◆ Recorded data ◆
————

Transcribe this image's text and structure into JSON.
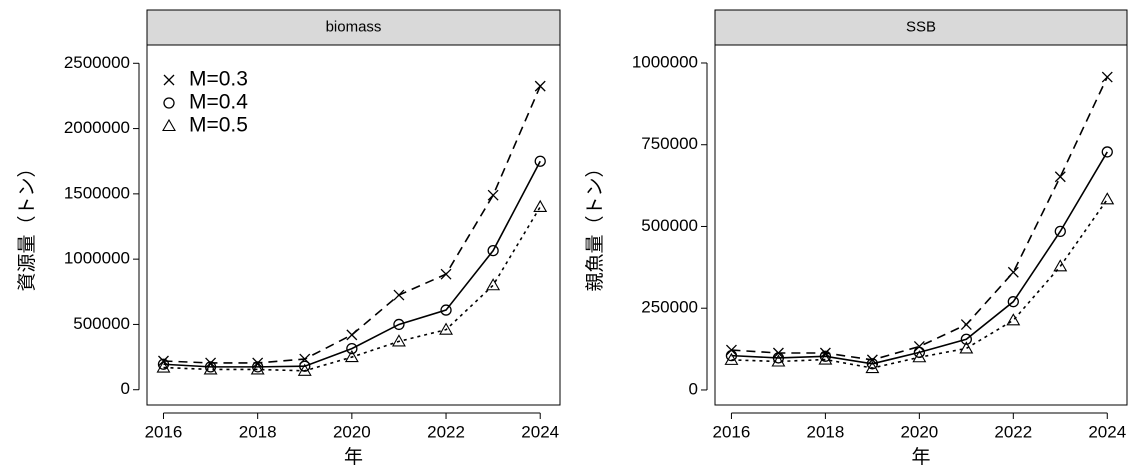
{
  "chart_data": [
    {
      "type": "line",
      "title": "biomass",
      "y_label": "資源量（トン）",
      "x_label": "年",
      "x": [
        2016,
        2017,
        2018,
        2019,
        2020,
        2021,
        2022,
        2023,
        2024
      ],
      "xlim": [
        2015.65,
        2024.42
      ],
      "xticks": [
        2016,
        2018,
        2020,
        2022,
        2024
      ],
      "ylim": [
        -117000,
        2640000
      ],
      "yticks": [
        0,
        500000,
        1000000,
        1500000,
        2000000,
        2500000
      ],
      "legend": "top-left",
      "series": [
        {
          "name": "M=0.3",
          "color": "#000000",
          "line_style": "dashed",
          "marker": "x",
          "values": [
            220000,
            205000,
            205000,
            235000,
            420000,
            725000,
            885000,
            1490000,
            2325000
          ]
        },
        {
          "name": "M=0.4",
          "color": "#000000",
          "line_style": "solid",
          "marker": "circle",
          "values": [
            195000,
            175000,
            175000,
            180000,
            315000,
            500000,
            610000,
            1065000,
            1750000
          ]
        },
        {
          "name": "M=0.5",
          "color": "#000000",
          "line_style": "dotted",
          "marker": "triangle",
          "values": [
            170000,
            155000,
            155000,
            145000,
            250000,
            370000,
            460000,
            800000,
            1400000
          ]
        }
      ]
    },
    {
      "type": "line",
      "title": "SSB",
      "y_label": "親魚量（トン）",
      "x_label": "年",
      "x": [
        2016,
        2017,
        2018,
        2019,
        2020,
        2021,
        2022,
        2023,
        2024
      ],
      "xlim": [
        2015.65,
        2024.42
      ],
      "xticks": [
        2016,
        2018,
        2020,
        2022,
        2024
      ],
      "ylim": [
        -46000,
        1055000
      ],
      "yticks": [
        0,
        250000,
        500000,
        750000,
        1000000
      ],
      "series": [
        {
          "color": "#000000",
          "line_style": "dashed",
          "marker": "x",
          "values": [
            122000,
            113000,
            113000,
            92000,
            133000,
            200000,
            360000,
            652000,
            957000
          ]
        },
        {
          "color": "#000000",
          "line_style": "solid",
          "marker": "circle",
          "values": [
            105000,
            98000,
            103000,
            80000,
            115000,
            155000,
            270000,
            485000,
            728000
          ]
        },
        {
          "color": "#000000",
          "line_style": "dotted",
          "marker": "triangle",
          "values": [
            92000,
            87000,
            93000,
            67000,
            100000,
            127000,
            213000,
            378000,
            583000
          ]
        }
      ]
    }
  ]
}
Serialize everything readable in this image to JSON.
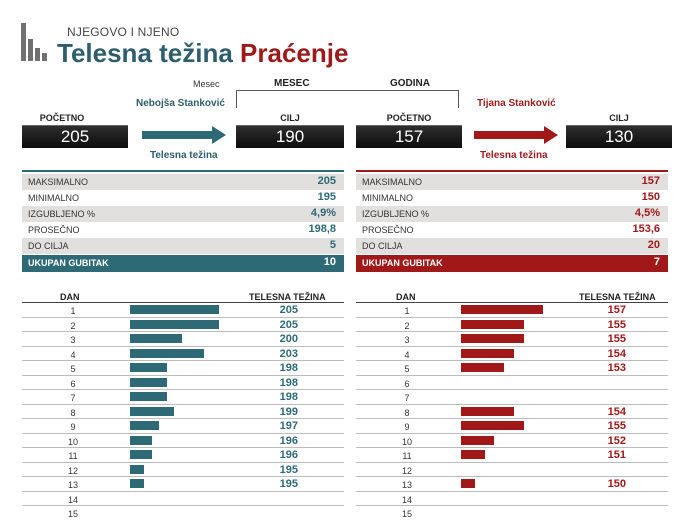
{
  "header": {
    "supertitle": "NJEGOVO I NJENO",
    "title_part1": "Telesna težina",
    "title_part2": "Praćenje"
  },
  "controls": {
    "mesec_small": "Mesec",
    "mesec": "MESEC",
    "godina": "GODINA",
    "arrow_label": "Telesna težina"
  },
  "colors": {
    "him": "#2e6a76",
    "her": "#a11818"
  },
  "him": {
    "name": "Nebojša Stanković",
    "start_label": "POČETNO",
    "start": "205",
    "goal_label": "CILJ",
    "goal": "190",
    "summary": [
      {
        "label": "MAKSIMALNO",
        "value": "205"
      },
      {
        "label": "MINIMALNO",
        "value": "195"
      },
      {
        "label": "IZGUBLJENO %",
        "value": "4,9%"
      },
      {
        "label": "PROSEČNO",
        "value": "198,8"
      },
      {
        "label": "DO CILJA",
        "value": "5"
      }
    ],
    "total_label": "UKUPAN GUBITAK",
    "total": "10"
  },
  "her": {
    "name": "Tijana Stanković",
    "start_label": "POČETNO",
    "start": "157",
    "goal_label": "CILJ",
    "goal": "130",
    "summary": [
      {
        "label": "MAKSIMALNO",
        "value": "157"
      },
      {
        "label": "MINIMALNO",
        "value": "150"
      },
      {
        "label": "IZGUBLJENO %",
        "value": "4,5%"
      },
      {
        "label": "PROSEČNO",
        "value": "153,6"
      },
      {
        "label": "DO CILJA",
        "value": "20"
      }
    ],
    "total_label": "UKUPAN GUBITAK",
    "total": "7"
  },
  "table": {
    "col_day": "DAN",
    "col_weight": "TELESNA TEŽINA"
  },
  "chart_data": [
    {
      "type": "bar",
      "categories": [
        "1",
        "2",
        "3",
        "4",
        "5",
        "6",
        "7",
        "8",
        "9",
        "10",
        "11",
        "12",
        "13",
        "14",
        "15"
      ],
      "values": [
        205,
        205,
        200,
        203,
        198,
        198,
        198,
        199,
        197,
        196,
        196,
        195,
        195,
        null,
        null
      ]
    },
    {
      "type": "bar",
      "categories": [
        "1",
        "2",
        "3",
        "4",
        "5",
        "6",
        "7",
        "8",
        "9",
        "10",
        "11",
        "12",
        "13",
        "14",
        "15"
      ],
      "values": [
        157,
        155,
        155,
        154,
        153,
        null,
        null,
        154,
        155,
        152,
        151,
        null,
        150,
        null,
        null
      ]
    }
  ]
}
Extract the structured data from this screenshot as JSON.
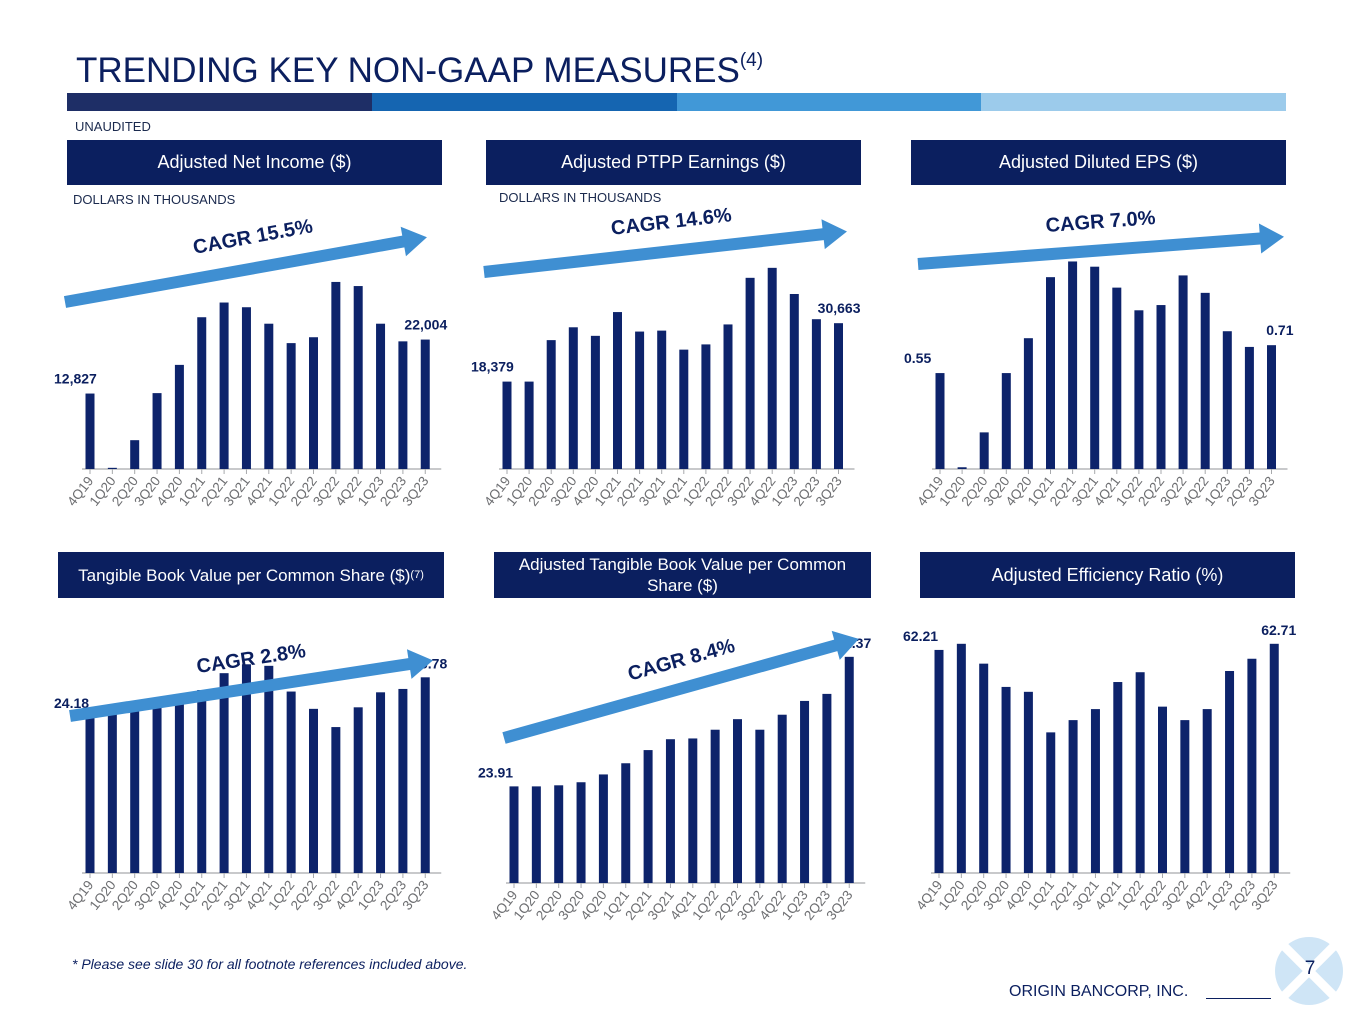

————

◆ Goal ◆
Give an exact reproduction of every line, leaving out any picture.

◆ The answer ◆
Transcribe this image's text and structure into JSON.
{
  "chart_data": [
    {
      "type": "line",
      "title": "biomass",
      "y_label": "資源量（トン）",
      "x_label": "年",
      "x": [
        2016,
        2017,
        2018,
        2019,
        2020,
        2021,
        2022,
        2023,
        2024
      ],
      "xlim": [
        2015.65,
        2024.42
      ],
      "xticks": [
        2016,
        2018,
        2020,
        2022,
        2024
      ],
      "ylim": [
        -117000,
        2640000
      ],
      "yticks": [
        0,
        500000,
        1000000,
        1500000,
        2000000,
        2500000
      ],
      "legend": "top-left",
      "series": [
        {
          "name": "M=0.3",
          "color": "#000000",
          "line_style": "dashed",
          "marker": "x",
          "values": [
            220000,
            205000,
            205000,
            235000,
            420000,
            725000,
            885000,
            1490000,
            2325000
          ]
        },
        {
          "name": "M=0.4",
          "color": "#000000",
          "line_style": "solid",
          "marker": "circle",
          "values": [
            195000,
            175000,
            175000,
            180000,
            315000,
            500000,
            610000,
            1065000,
            1750000
          ]
        },
        {
          "name": "M=0.5",
          "color": "#000000",
          "line_style": "dotted",
          "marker": "triangle",
          "values": [
            170000,
            155000,
            155000,
            145000,
            250000,
            370000,
            460000,
            800000,
            1400000
          ]
        }
      ]
    },
    {
      "type": "line",
      "title": "SSB",
      "y_label": "親魚量（トン）",
      "x_label": "年",
      "x": [
        2016,
        2017,
        2018,
        2019,
        2020,
        2021,
        2022,
        2023,
        2024
      ],
      "xlim": [
        2015.65,
        2024.42
      ],
      "xticks": [
        2016,
        2018,
        2020,
        2022,
        2024
      ],
      "ylim": [
        -46000,
        1055000
      ],
      "yticks": [
        0,
        250000,
        500000,
        750000,
        1000000
      ],
      "series": [
        {
          "color": "#000000",
          "line_style": "dashed",
          "marker": "x",
          "values": [
            122000,
            113000,
            113000,
            92000,
            133000,
            200000,
            360000,
            652000,
            957000
          ]
        },
        {
          "color": "#000000",
          "line_style": "solid",
          "marker": "circle",
          "values": [
            105000,
            98000,
            103000,
            80000,
            115000,
            155000,
            270000,
            485000,
            728000
          ]
        },
        {
          "color": "#000000",
          "line_style": "dotted",
          "marker": "triangle",
          "values": [
            92000,
            87000,
            93000,
            67000,
            100000,
            127000,
            213000,
            378000,
            583000
          ]
        }
      ]
    }
  ]
}
Serialize everything readable in this image to JSON.
{
  "header": {
    "supertitle": "NJEGOVO I NJENO",
    "title_part1": "Telesna težina",
    "title_part2": "Praćenje"
  },
  "controls": {
    "mesec_small": "Mesec",
    "mesec": "MESEC",
    "godina": "GODINA",
    "arrow_label": "Telesna težina"
  },
  "colors": {
    "him": "#2e6a76",
    "her": "#a11818"
  },
  "him": {
    "name": "Nebojša Stanković",
    "start_label": "POČETNO",
    "start": "205",
    "goal_label": "CILJ",
    "goal": "190",
    "summary": [
      {
        "label": "MAKSIMALNO",
        "value": "205"
      },
      {
        "label": "MINIMALNO",
        "value": "195"
      },
      {
        "label": "IZGUBLJENO %",
        "value": "4,9%"
      },
      {
        "label": "PROSEČNO",
        "value": "198,8"
      },
      {
        "label": "DO CILJA",
        "value": "5"
      }
    ],
    "total_label": "UKUPAN GUBITAK",
    "total": "10"
  },
  "her": {
    "name": "Tijana Stanković",
    "start_label": "POČETNO",
    "start": "157",
    "goal_label": "CILJ",
    "goal": "130",
    "summary": [
      {
        "label": "MAKSIMALNO",
        "value": "157"
      },
      {
        "label": "MINIMALNO",
        "value": "150"
      },
      {
        "label": "IZGUBLJENO %",
        "value": "4,5%"
      },
      {
        "label": "PROSEČNO",
        "value": "153,6"
      },
      {
        "label": "DO CILJA",
        "value": "20"
      }
    ],
    "total_label": "UKUPAN GUBITAK",
    "total": "7"
  },
  "table": {
    "col_day": "DAN",
    "col_weight": "TELESNA TEŽINA"
  },
  "chart_data": [
    {
      "type": "bar",
      "categories": [
        "1",
        "2",
        "3",
        "4",
        "5",
        "6",
        "7",
        "8",
        "9",
        "10",
        "11",
        "12",
        "13",
        "14",
        "15"
      ],
      "values": [
        205,
        205,
        200,
        203,
        198,
        198,
        198,
        199,
        197,
        196,
        196,
        195,
        195,
        null,
        null
      ]
    },
    {
      "type": "bar",
      "categories": [
        "1",
        "2",
        "3",
        "4",
        "5",
        "6",
        "7",
        "8",
        "9",
        "10",
        "11",
        "12",
        "13",
        "14",
        "15"
      ],
      "values": [
        157,
        155,
        155,
        154,
        153,
        null,
        null,
        154,
        155,
        152,
        151,
        null,
        150,
        null,
        null
      ]
    }
  ]
}
Extract the structured data from this screenshot as JSON.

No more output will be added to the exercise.